- _GOAL OF THE EXERCISE_
Copy the lines holding the word "támogatja", all of them.

- _TASK DATA_
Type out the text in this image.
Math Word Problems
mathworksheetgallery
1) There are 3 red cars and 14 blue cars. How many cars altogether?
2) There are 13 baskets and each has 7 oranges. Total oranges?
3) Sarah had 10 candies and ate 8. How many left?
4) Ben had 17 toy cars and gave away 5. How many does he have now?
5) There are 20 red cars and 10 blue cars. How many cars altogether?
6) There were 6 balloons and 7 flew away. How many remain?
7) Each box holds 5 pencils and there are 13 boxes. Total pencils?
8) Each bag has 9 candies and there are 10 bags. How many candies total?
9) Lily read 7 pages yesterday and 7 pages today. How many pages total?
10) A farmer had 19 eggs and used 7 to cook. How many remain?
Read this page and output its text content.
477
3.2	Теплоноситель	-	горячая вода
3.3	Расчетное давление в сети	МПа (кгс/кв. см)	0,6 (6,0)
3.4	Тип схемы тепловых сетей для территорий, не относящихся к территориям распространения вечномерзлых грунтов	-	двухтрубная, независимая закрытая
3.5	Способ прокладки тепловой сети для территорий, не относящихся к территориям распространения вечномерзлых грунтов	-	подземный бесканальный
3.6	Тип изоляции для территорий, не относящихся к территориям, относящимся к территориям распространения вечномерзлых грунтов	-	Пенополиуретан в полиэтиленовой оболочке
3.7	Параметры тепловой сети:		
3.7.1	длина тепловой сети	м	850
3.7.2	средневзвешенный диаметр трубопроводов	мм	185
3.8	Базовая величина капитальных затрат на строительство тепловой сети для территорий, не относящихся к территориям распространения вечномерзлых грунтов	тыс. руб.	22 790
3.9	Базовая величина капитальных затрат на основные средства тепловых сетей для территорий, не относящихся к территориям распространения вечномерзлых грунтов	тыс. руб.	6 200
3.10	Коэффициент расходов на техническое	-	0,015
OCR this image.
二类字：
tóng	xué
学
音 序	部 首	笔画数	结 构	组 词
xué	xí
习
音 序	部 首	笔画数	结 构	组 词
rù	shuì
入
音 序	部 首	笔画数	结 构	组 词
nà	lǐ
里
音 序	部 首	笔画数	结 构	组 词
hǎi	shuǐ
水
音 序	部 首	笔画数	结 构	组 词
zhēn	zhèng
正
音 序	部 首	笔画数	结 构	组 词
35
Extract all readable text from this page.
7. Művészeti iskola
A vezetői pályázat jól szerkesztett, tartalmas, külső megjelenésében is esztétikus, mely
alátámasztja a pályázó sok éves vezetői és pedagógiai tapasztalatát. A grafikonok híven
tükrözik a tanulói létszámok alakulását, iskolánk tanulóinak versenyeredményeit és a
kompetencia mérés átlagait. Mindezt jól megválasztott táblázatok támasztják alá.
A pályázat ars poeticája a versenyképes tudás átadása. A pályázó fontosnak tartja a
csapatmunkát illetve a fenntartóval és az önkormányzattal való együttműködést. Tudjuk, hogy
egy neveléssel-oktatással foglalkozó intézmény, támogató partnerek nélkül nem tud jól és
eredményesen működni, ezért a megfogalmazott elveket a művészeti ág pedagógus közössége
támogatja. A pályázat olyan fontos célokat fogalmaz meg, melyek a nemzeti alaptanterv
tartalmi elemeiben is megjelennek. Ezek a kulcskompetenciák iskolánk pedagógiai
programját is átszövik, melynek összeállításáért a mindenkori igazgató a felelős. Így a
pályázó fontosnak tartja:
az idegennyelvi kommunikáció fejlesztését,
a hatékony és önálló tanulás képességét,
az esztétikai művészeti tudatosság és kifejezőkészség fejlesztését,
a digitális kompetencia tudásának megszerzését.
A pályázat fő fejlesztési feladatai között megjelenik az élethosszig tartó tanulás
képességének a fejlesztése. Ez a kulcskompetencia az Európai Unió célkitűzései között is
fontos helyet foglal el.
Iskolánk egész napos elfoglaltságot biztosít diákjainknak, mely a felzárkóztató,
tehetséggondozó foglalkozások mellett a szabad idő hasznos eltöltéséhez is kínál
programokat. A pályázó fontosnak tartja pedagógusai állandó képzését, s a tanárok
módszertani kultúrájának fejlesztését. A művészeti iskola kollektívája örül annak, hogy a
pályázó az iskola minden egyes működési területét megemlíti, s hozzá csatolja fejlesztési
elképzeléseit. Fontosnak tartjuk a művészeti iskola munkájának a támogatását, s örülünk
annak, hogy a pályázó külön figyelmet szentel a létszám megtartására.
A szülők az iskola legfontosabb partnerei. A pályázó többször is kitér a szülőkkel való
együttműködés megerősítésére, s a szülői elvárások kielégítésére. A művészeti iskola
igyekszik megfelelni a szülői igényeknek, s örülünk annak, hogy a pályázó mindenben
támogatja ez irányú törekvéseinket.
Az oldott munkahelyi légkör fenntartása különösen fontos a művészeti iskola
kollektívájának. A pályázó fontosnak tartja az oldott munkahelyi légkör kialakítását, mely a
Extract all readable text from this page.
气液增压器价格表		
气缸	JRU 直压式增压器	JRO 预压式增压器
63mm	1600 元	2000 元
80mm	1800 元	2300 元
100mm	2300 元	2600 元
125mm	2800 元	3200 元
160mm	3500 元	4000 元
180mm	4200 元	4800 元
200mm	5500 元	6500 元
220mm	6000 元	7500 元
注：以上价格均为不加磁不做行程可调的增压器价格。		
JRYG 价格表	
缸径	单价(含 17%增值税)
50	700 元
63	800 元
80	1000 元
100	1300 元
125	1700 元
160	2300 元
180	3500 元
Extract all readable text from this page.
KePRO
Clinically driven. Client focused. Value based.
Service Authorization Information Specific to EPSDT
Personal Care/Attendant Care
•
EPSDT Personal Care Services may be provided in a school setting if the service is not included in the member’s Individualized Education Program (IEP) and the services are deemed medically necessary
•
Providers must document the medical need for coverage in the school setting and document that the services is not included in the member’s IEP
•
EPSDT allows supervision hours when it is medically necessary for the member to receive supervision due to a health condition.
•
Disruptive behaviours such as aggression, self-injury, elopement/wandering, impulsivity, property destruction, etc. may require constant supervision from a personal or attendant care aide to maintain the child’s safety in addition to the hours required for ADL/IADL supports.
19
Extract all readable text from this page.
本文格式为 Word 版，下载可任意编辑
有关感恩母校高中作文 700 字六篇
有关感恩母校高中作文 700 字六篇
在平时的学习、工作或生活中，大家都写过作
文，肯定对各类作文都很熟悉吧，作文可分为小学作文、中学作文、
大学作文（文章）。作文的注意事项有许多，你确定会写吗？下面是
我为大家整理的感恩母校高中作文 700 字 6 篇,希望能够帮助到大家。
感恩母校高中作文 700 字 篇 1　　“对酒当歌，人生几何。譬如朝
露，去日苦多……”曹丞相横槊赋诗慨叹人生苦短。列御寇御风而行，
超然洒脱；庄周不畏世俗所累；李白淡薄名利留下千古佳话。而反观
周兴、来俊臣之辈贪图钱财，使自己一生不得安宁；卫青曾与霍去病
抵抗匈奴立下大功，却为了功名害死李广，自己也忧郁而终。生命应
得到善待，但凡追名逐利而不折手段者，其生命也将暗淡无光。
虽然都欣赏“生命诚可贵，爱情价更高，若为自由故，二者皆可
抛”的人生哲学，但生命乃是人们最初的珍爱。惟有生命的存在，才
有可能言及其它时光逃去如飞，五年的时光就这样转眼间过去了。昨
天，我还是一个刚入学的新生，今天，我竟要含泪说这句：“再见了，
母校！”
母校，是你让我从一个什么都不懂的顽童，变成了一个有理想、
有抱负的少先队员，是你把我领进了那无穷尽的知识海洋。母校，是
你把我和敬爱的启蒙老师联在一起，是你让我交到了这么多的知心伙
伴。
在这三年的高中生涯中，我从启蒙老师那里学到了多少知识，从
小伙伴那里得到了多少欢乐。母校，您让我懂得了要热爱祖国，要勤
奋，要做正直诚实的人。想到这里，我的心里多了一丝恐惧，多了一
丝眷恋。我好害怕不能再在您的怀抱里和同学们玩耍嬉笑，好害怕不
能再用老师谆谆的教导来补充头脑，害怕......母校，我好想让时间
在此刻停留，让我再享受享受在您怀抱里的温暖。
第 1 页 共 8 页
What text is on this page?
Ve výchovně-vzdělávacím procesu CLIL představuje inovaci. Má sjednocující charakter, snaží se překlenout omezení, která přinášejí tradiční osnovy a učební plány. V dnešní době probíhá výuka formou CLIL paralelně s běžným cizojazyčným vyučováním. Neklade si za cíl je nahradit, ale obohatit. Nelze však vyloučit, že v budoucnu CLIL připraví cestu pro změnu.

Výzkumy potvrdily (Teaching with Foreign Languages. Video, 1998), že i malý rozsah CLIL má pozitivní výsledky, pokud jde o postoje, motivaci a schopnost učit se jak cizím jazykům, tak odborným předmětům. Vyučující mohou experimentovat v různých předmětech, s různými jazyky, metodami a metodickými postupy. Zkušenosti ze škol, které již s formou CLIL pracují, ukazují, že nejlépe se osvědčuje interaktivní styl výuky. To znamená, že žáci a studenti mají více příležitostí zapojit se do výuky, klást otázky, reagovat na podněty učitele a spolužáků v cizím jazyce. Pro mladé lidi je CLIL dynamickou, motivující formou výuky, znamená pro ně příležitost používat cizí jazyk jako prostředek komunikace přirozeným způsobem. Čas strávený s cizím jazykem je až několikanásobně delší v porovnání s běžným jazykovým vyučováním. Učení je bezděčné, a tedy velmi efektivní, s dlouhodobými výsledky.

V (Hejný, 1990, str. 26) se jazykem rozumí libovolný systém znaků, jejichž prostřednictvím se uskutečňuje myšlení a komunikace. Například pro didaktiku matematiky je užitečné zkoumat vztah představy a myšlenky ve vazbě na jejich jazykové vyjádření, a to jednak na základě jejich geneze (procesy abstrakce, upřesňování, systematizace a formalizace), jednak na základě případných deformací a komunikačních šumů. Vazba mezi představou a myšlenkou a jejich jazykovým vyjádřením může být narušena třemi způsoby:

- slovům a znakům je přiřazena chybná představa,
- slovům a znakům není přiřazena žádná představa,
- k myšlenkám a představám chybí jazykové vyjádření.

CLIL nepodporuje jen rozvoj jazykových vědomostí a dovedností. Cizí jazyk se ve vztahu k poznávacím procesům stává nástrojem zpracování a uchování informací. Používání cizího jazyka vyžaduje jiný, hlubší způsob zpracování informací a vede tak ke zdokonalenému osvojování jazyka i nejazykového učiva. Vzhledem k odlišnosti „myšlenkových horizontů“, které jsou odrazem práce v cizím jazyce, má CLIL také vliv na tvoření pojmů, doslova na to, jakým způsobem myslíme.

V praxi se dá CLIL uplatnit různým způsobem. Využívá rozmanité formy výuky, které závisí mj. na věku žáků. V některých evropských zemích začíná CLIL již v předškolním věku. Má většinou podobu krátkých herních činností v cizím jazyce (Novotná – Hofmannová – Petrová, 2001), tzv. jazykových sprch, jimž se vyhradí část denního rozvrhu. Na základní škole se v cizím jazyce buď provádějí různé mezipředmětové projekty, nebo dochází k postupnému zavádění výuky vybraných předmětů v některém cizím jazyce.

- _OUTPUT_
támogatja. A pályázat olyan fontos célokat fogalmaz meg, melyek a nemzeti alaptanterv
támogatja ez irányú törekvéseinket.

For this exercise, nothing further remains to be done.